Paris ce mardi [mars 1875].
Mon cher Louis,
Si je ne t’ai pas répondu plus tôt, c’est que j’ai passé la journée d’hier à consulter notaires et avocats, et maintenant que ces messieurs m’ont répondu — je puis te dire : Ton M. G. est un fripon.
Le susdit Monsieur, après m’avoir dit devant toi qu’il croyait que mon grand-père ne laissait aucune dette a écrit hier à mon père pour réclamer 90 fr. que mon grand-père lui devrait à lui G., plus 140 fr. pour menus frais. Or la succession n’est pas encore acceptée par lui, au nom de mon père. Là-dessus, trouvant que cette conduite était loin d’être claire, j’ai été consulter un avocat et voici ce qu’il m’a répondu :
« L’homme qui a fait cela est un fripon et vous n’avez qu’à annuler immédiatement la procuration qu’il a entre les mains. Il est inconcevable qu’un homme d’affaires, chargé d’accepter une succession sous bénéfice d’inventaire, essaye de se faire payer une dette à lui, avant l’acceptation. Il essaye d’entraîner votre père dans l’acceptation pure et simple. Car si cette dette était payée, M. de Maupassant se trouverait engagé par là à payer toutes les autres qui pourraient se présenter. C’est un acte de friponnerie et d’audace inqualifiable pour un légiste. De plus, un homme d’affaires liquidant une succession, qui vient réclamer une dette sous cette rubrique (90 fr. dus à l’occasion de la vente de la Neuville), sans autre justification, mais il faudrait qu’un héritier fût stupide pour payer une dette aussi peu motivée. Quant aux frais de succession, cela se borne, d’après les lettres mêmes de M. G., à un procès-verbal tenant lieu d’inventaire. Cela ne peut pas coûter plus de 20 à 30 fr. »

◇ ◇ ◇

[OBJECTIF] Recopiez le passage de la lettre qui commence aux mots « Paris ce mardi » et s'arrête après « est un fripon. », en remplaçant « notaires » par « huissiers ».

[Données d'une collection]
◇ ◇ ◇

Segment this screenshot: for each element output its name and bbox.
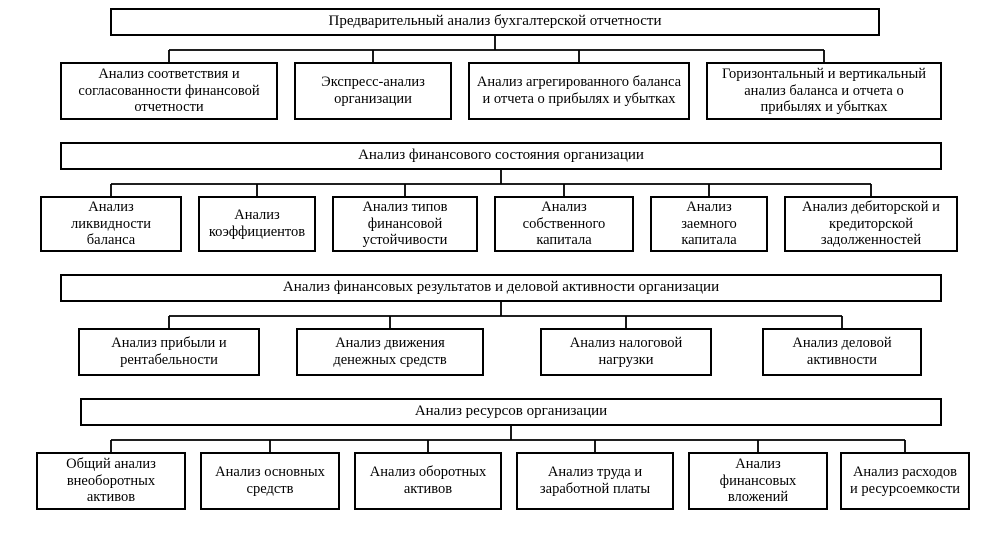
child-node-g3c1: Анализ прибыли и рентабельности <box>78 328 260 376</box>
child-node-g3c3: Анализ налоговой нагрузки <box>540 328 712 376</box>
child-node-g2c6: Анализ дебиторской и кредиторской задолж… <box>784 196 958 252</box>
child-node-g1c2: Экспресс-анализ организации <box>294 62 452 120</box>
parent-node-g3: Анализ финансовых результатов и деловой … <box>60 274 942 302</box>
diagram-canvas: Предварительный анализ бухгалтерской отч… <box>0 0 984 535</box>
child-node-g4c3: Анализ оборотных активов <box>354 452 502 510</box>
child-node-g4c2: Анализ основных средств <box>200 452 340 510</box>
child-node-g4c1: Общий анализ внеоборотных активов <box>36 452 186 510</box>
parent-node-g2: Анализ финансового состояния организации <box>60 142 942 170</box>
child-node-g1c1: Анализ соответствия и согласованности фи… <box>60 62 278 120</box>
child-node-g3c4: Анализ деловой активности <box>762 328 922 376</box>
child-node-g1c4: Горизонтальный и вертикальный анализ бал… <box>706 62 942 120</box>
child-node-g4c6: Анализ расходов и ресурсоемкости <box>840 452 970 510</box>
child-node-g2c5: Анализ заемного капитала <box>650 196 768 252</box>
child-node-g4c5: Анализ финансовых вложений <box>688 452 828 510</box>
child-node-g2c1: Анализ ликвидности баланса <box>40 196 182 252</box>
child-node-g4c4: Анализ труда и заработной платы <box>516 452 674 510</box>
child-node-g3c2: Анализ движения денежных средств <box>296 328 484 376</box>
parent-node-g1: Предварительный анализ бухгалтерской отч… <box>110 8 880 36</box>
child-node-g2c2: Анализ коэффициентов <box>198 196 316 252</box>
child-node-g2c4: Анализ собственного капитала <box>494 196 634 252</box>
child-node-g2c3: Анализ типов финансовой устойчивости <box>332 196 478 252</box>
parent-node-g4: Анализ ресурсов организации <box>80 398 942 426</box>
child-node-g1c3: Анализ агрегированного баланса и отчета … <box>468 62 690 120</box>
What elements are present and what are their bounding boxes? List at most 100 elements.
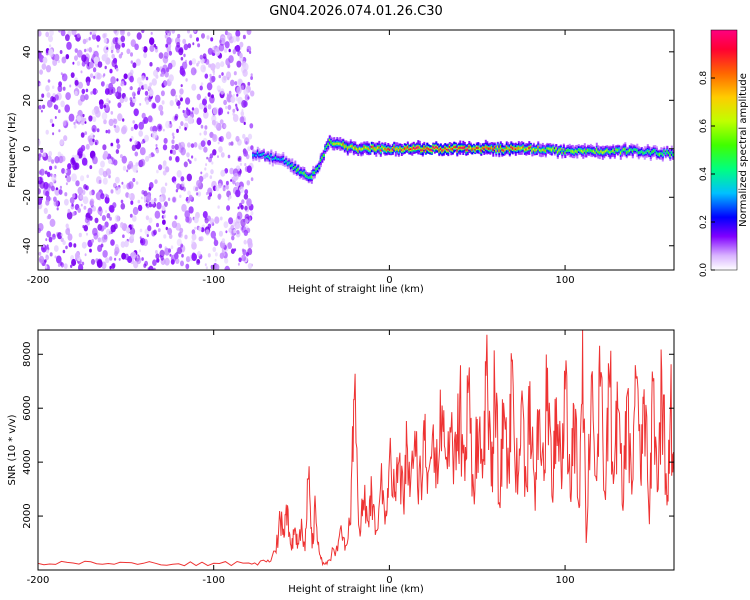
noise-blob <box>82 113 85 118</box>
noise-blob <box>128 160 134 168</box>
noise-blob <box>197 191 202 197</box>
noise-blob <box>89 165 93 170</box>
noise-blob <box>199 85 203 91</box>
band-cell <box>529 146 532 149</box>
noise-blob <box>203 146 208 153</box>
band-cell <box>394 148 397 151</box>
noise-blob <box>210 230 216 239</box>
noise-blob <box>80 132 85 138</box>
noise-blob <box>92 156 98 165</box>
noise-blob <box>48 35 53 43</box>
noise-blob <box>217 107 224 115</box>
band-cell <box>559 148 562 151</box>
noise-blob <box>144 200 147 203</box>
noise-blob <box>192 42 195 46</box>
noise-blob <box>174 98 178 103</box>
band-cell <box>439 147 442 150</box>
band-cell <box>273 157 276 160</box>
noise-blob <box>191 83 197 91</box>
noise-blob <box>109 256 113 261</box>
noise-blob <box>92 227 98 236</box>
noise-blob <box>131 224 134 228</box>
noise-blob <box>65 182 68 186</box>
band-cell <box>610 150 613 153</box>
noise-blob <box>120 203 126 210</box>
noise-blob <box>242 133 246 139</box>
band-cell <box>354 146 357 149</box>
noise-blob <box>73 243 77 248</box>
noise-blob <box>101 81 105 87</box>
band-cell <box>393 145 396 149</box>
band-cell <box>496 145 499 149</box>
noise-blob <box>83 117 87 122</box>
noise-blob <box>193 30 197 33</box>
noise-blob <box>165 120 171 129</box>
noise-blob <box>82 38 87 45</box>
noise-blob <box>109 265 112 270</box>
noise-blob <box>172 149 177 155</box>
noise-blob <box>191 58 197 65</box>
band-cell <box>420 149 423 152</box>
noise-blob <box>249 123 254 129</box>
noise-blob <box>132 215 137 222</box>
noise-blob <box>158 104 164 112</box>
noise-blob <box>57 151 62 157</box>
band-cell <box>270 154 273 157</box>
noise-blob <box>80 203 83 207</box>
noise-blob <box>79 194 84 200</box>
noise-blob <box>88 115 93 122</box>
noise-blob <box>54 105 59 110</box>
noise-blob <box>88 36 91 41</box>
noise-blob <box>218 146 223 153</box>
noise-blob <box>235 135 240 142</box>
noise-blob <box>92 67 97 73</box>
band-cell <box>526 147 529 151</box>
noise-blob <box>81 88 86 95</box>
noise-blob <box>203 110 209 119</box>
noise-blob <box>187 190 191 196</box>
noise-blob <box>108 118 114 127</box>
noise-blob <box>207 139 212 146</box>
noise-blob <box>61 73 68 82</box>
noise-blob <box>47 155 52 163</box>
noise-blob <box>98 167 105 176</box>
noise-blob <box>84 48 87 53</box>
noise-blob <box>60 72 63 76</box>
noise-blob <box>70 72 75 78</box>
noise-blob <box>244 163 247 167</box>
noise-blob <box>132 206 139 216</box>
noise-blob <box>130 251 137 260</box>
noise-blob <box>187 142 191 148</box>
noise-blob <box>78 263 84 270</box>
band-cell <box>508 149 511 151</box>
noise-blob <box>247 133 253 140</box>
noise-blob <box>54 116 57 119</box>
colorbar-label: Normalized spectral amplitude <box>738 73 749 227</box>
noise-blob <box>39 180 46 189</box>
noise-blob <box>72 211 76 217</box>
noise-blob <box>247 146 251 152</box>
noise-blob <box>239 52 243 59</box>
band-cell <box>631 150 634 153</box>
band-cell <box>672 153 674 156</box>
noise-blob <box>230 229 235 237</box>
noise-blob <box>151 78 157 86</box>
noise-blob <box>97 207 103 216</box>
noise-blob <box>196 180 201 187</box>
band-cell <box>573 151 576 154</box>
noise-blob <box>174 113 179 119</box>
colorbar-tick-label: 0.2 <box>699 215 709 229</box>
band-cell <box>403 147 406 150</box>
noise-blob <box>145 76 149 81</box>
noise-blob <box>224 30 229 36</box>
noise-blob <box>136 256 142 265</box>
band-cell <box>655 152 658 154</box>
colorbar-tick-label: 0.4 <box>699 167 709 182</box>
band-cell <box>417 146 420 149</box>
noise-blob <box>183 110 189 119</box>
band-cell <box>303 172 306 175</box>
band-cell <box>468 145 471 149</box>
noise-blob <box>230 96 236 103</box>
noise-blob <box>212 72 215 76</box>
noise-blob <box>214 263 220 270</box>
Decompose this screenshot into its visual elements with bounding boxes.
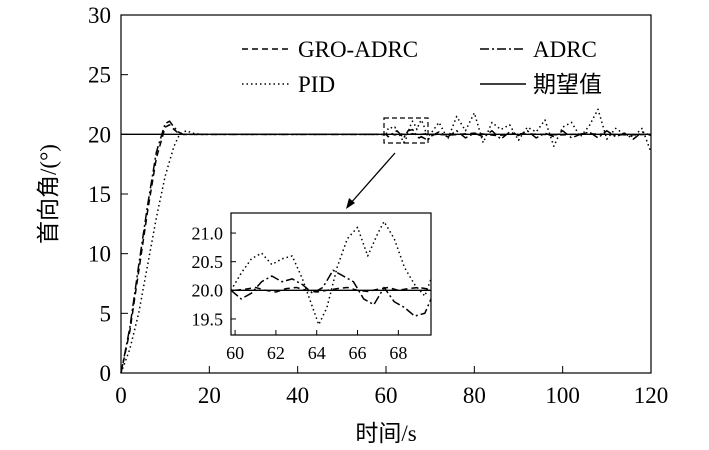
inset-x-tick-label: 62 xyxy=(267,343,285,363)
inset-x-tick-label: 68 xyxy=(389,343,407,363)
inset-plot: 60 62 64 66 68 19.5 20.0 20.5 21.0 xyxy=(192,212,432,363)
main-x-tick-label: 100 xyxy=(545,383,580,408)
inset-x-tick-label: 60 xyxy=(226,343,244,363)
main-y-axis: 0 5 10 15 20 25 30 xyxy=(88,3,128,386)
main-y-tick-label: 15 xyxy=(88,182,111,207)
legend-label-gro-adrc: GRO-ADRC xyxy=(298,37,418,62)
inset-x-tick-label: 66 xyxy=(349,343,367,363)
inset-series-adrc xyxy=(230,269,432,317)
main-y-tick-label: 0 xyxy=(100,361,112,386)
x-axis-label: 时间/s xyxy=(355,421,416,446)
main-x-tick-label: 20 xyxy=(198,383,221,408)
main-x-tick-label: 120 xyxy=(634,383,669,408)
inset-series-pid xyxy=(230,220,432,326)
inset-y-tick-label: 20.0 xyxy=(192,281,224,301)
main-y-tick-label: 10 xyxy=(88,242,111,267)
main-y-tick-label: 30 xyxy=(88,3,111,28)
inset-y-tick-label: 20.5 xyxy=(192,252,224,272)
legend-label-pid: PID xyxy=(298,72,335,97)
main-x-tick-label: 60 xyxy=(375,383,398,408)
main-y-tick-label: 20 xyxy=(88,122,111,147)
legend: GRO-ADRC ADRC PID 期望值 xyxy=(242,37,602,97)
inset-y-tick-label: 19.5 xyxy=(192,309,224,329)
main-plot: 0 20 40 60 80 100 120 0 5 10 15 20 25 30 xyxy=(88,3,668,408)
main-series xyxy=(120,108,652,374)
inset-y-axis: 19.5 20.0 20.5 21.0 xyxy=(192,223,236,329)
legend-label-desired: 期望值 xyxy=(533,72,602,97)
main-x-axis: 0 20 40 60 80 100 120 xyxy=(115,366,668,408)
inset-y-tick-label: 21.0 xyxy=(192,223,224,243)
inset-x-tick-label: 64 xyxy=(308,343,326,363)
y-axis-label: 首向角/(°) xyxy=(36,144,61,244)
inset-series xyxy=(230,220,432,326)
zoom-box xyxy=(383,117,429,144)
zoom-arrow-head xyxy=(346,198,355,209)
legend-label-adrc: ADRC xyxy=(533,37,597,62)
main-x-tick-label: 0 xyxy=(115,383,127,408)
main-series-pid xyxy=(120,108,652,374)
main-x-tick-label: 80 xyxy=(463,383,486,408)
inset-x-axis: 60 62 64 66 68 xyxy=(226,330,407,363)
main-x-tick-label: 40 xyxy=(286,383,309,408)
main-y-tick-label: 25 xyxy=(88,63,111,88)
main-y-tick-label: 5 xyxy=(100,301,112,326)
zoom-arrow-line xyxy=(349,152,396,205)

◇ ◇ ◇

[CORRIGÉ]
Paris ce mardi [mars 1875].
Mon cher Louis,
Si je ne t’ai pas répondu plus tôt, c’est que j’ai passé la journée d’hier à consulter huissiers et avocats, et maintenant que ces messieurs m’ont répondu — je puis te dire : Ton M. G. est un fripon.